::: Source records :::

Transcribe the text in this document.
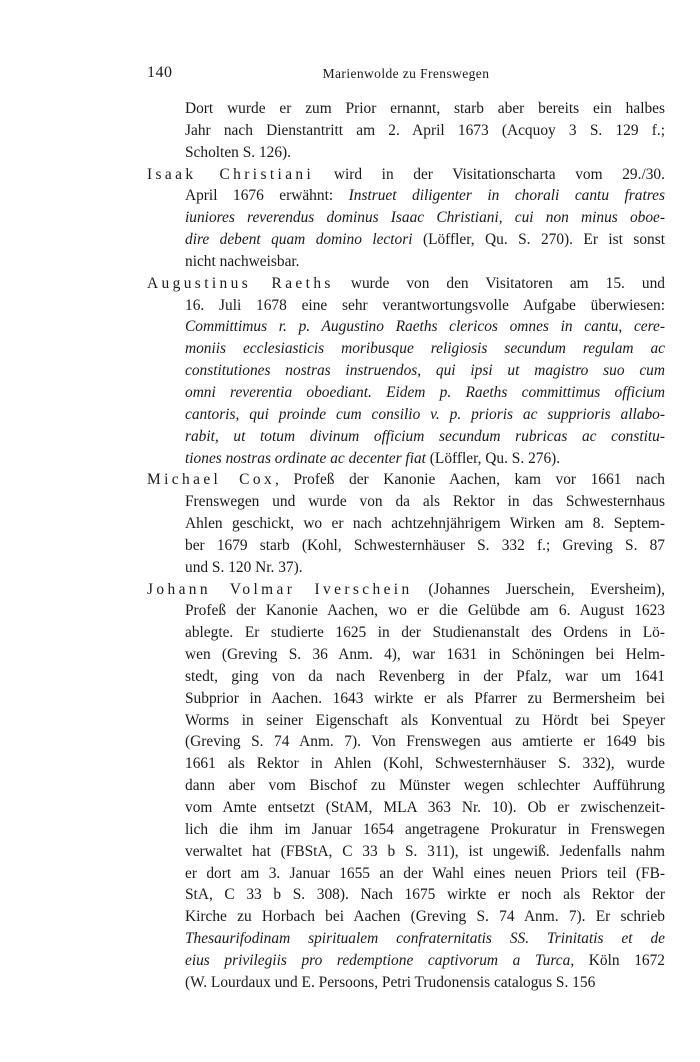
140	Marienwolde zu Frenswegen
Dort wurde er zum Prior ernannt, starb aber bereits ein halbes
Jahr nach Dienstantritt am 2. April 1673 (Acquoy 3 S. 129 f.;
Scholten S. 126).
Isaak Christiani wird in der Visitationscharta vom 29./30.
April 1676 erwähnt: Instruet diligenter in chorali cantu fratres
iuniores reverendus dominus Isaac Christiani, cui non minus oboe-
dire debent quam domino lectori (Löffler, Qu. S. 270). Er ist sonst
nicht nachweisbar.
Augustinus Raeths wurde von den Visitatoren am 15. und
16. Juli 1678 eine sehr verantwortungsvolle Aufgabe überwiesen:
Committimus r. p. Augustino Raeths clericos omnes in cantu, cere-
moniis ecclesiasticis moribusque religiosis secundum regulam ac
constitutiones nostras instruendos, qui ipsi ut magistro suo cum
omni reverentia oboediant. Eidem p. Raeths committimus officium
cantoris, qui proinde cum consilio v. p. prioris ac supprioris allabo-
rabit, ut totum divinum officium secundum rubricas ac constitu-
tiones nostras ordinate ac decenter fiat (Löffler, Qu. S. 276).
Michael Cox, Profeß der Kanonie Aachen, kam vor 1661 nach
Frenswegen und wurde von da als Rektor in das Schwesternhaus
Ahlen geschickt, wo er nach achtzehnjährigem Wirken am 8. Septem-
ber 1679 starb (Kohl, Schwesternhäuser S. 332 f.; Greving S. 87
und S. 120 Nr. 37).
Johann Volmar Iverschein (Johannes Juerschein, Eversheim),
Profeß der Kanonie Aachen, wo er die Gelübde am 6. August 1623
ablegte. Er studierte 1625 in der Studienanstalt des Ordens in Lö-
wen (Greving S. 36 Anm. 4), war 1631 in Schöningen bei Helm-
stedt, ging von da nach Revenberg in der Pfalz, war um 1641
Subprior in Aachen. 1643 wirkte er als Pfarrer zu Bermersheim bei
Worms in seiner Eigenschaft als Konventual zu Hördt bei Speyer
(Greving S. 74 Anm. 7). Von Frenswegen aus amtierte er 1649 bis
1661 als Rektor in Ahlen (Kohl, Schwesternhäuser S. 332), wurde
dann aber vom Bischof zu Münster wegen schlechter Aufführung
vom Amte entsetzt (StAM, MLA 363 Nr. 10). Ob er zwischenzeit-
lich die ihm im Januar 1654 angetragene Prokuratur in Frenswegen
verwaltet hat (FBStA, C 33 b S. 311), ist ungewiß. Jedenfalls nahm
er dort am 3. Januar 1655 an der Wahl eines neuen Priors teil (FB-
StA, C 33 b S. 308). Nach 1675 wirkte er noch als Rektor der
Kirche zu Horbach bei Aachen (Greving S. 74 Anm. 7). Er schrieb
Thesaurifodinam spiritualem confraternitatis SS. Trinitatis et de
eius privilegiis pro redemptione captivorum a Turca, Köln 1672
(W. Lourdaux und E. Persoons, Petri Trudonensis catalogus S. 156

:::

Aim
Repeat each entry exactly. Pictures do not belong in the copy.

Answer for this exercise
Transcribe the text in this document.
140	Marienwolde zu Frenswegen
Dort wurde er zum Prior ernannt, starb aber bereits ein halbes
Jahr nach Dienstantritt am 2. April 1673 (Acquoy 3 S. 129 f.;
Scholten S. 126).
Isaak Christiani wird in der Visitationscharta vom 29./30.
April 1676 erwähnt: Instruet diligenter in chorali cantu fratres
iuniores reverendus dominus Isaac Christiani, cui non minus oboe-
dire debent quam domino lectori (Löffler, Qu. S. 270). Er ist sonst
nicht nachweisbar.
Augustinus Raeths wurde von den Visitatoren am 15. und
16. Juli 1678 eine sehr verantwortungsvolle Aufgabe überwiesen:
Committimus r. p. Augustino Raeths clericos omnes in cantu, cere-
moniis ecclesiasticis moribusque religiosis secundum regulam ac
constitutiones nostras instruendos, qui ipsi ut magistro suo cum
omni reverentia oboediant. Eidem p. Raeths committimus officium
cantoris, qui proinde cum consilio v. p. prioris ac supprioris allabo-
rabit, ut totum divinum officium secundum rubricas ac constitu-
tiones nostras ordinate ac decenter fiat (Löffler, Qu. S. 276).
Michael Cox, Profeß der Kanonie Aachen, kam vor 1661 nach
Frenswegen und wurde von da als Rektor in das Schwesternhaus
Ahlen geschickt, wo er nach achtzehnjährigem Wirken am 8. Septem-
ber 1679 starb (Kohl, Schwesternhäuser S. 332 f.; Greving S. 87
und S. 120 Nr. 37).
Johann Volmar Iverschein (Johannes Juerschein, Eversheim),
Profeß der Kanonie Aachen, wo er die Gelübde am 6. August 1623
ablegte. Er studierte 1625 in der Studienanstalt des Ordens in Lö-
wen (Greving S. 36 Anm. 4), war 1631 in Schöningen bei Helm-
stedt, ging von da nach Revenberg in der Pfalz, war um 1641
Subprior in Aachen. 1643 wirkte er als Pfarrer zu Bermersheim bei
Worms in seiner Eigenschaft als Konventual zu Hördt bei Speyer
(Greving S. 74 Anm. 7). Von Frenswegen aus amtierte er 1649 bis
1661 als Rektor in Ahlen (Kohl, Schwesternhäuser S. 332), wurde
dann aber vom Bischof zu Münster wegen schlechter Aufführung
vom Amte entsetzt (StAM, MLA 363 Nr. 10). Ob er zwischenzeit-
lich die ihm im Januar 1654 angetragene Prokuratur in Frenswegen
verwaltet hat (FBStA, C 33 b S. 311), ist ungewiß. Jedenfalls nahm
er dort am 3. Januar 1655 an der Wahl eines neuen Priors teil (FB-
StA, C 33 b S. 308). Nach 1675 wirkte er noch als Rektor der
Kirche zu Horbach bei Aachen (Greving S. 74 Anm. 7). Er schrieb
Thesaurifodinam spiritualem confraternitatis SS. Trinitatis et de
eius privilegiis pro redemptione captivorum a Turca, Köln 1672
(W. Lourdaux und E. Persoons, Petri Trudonensis catalogus S. 156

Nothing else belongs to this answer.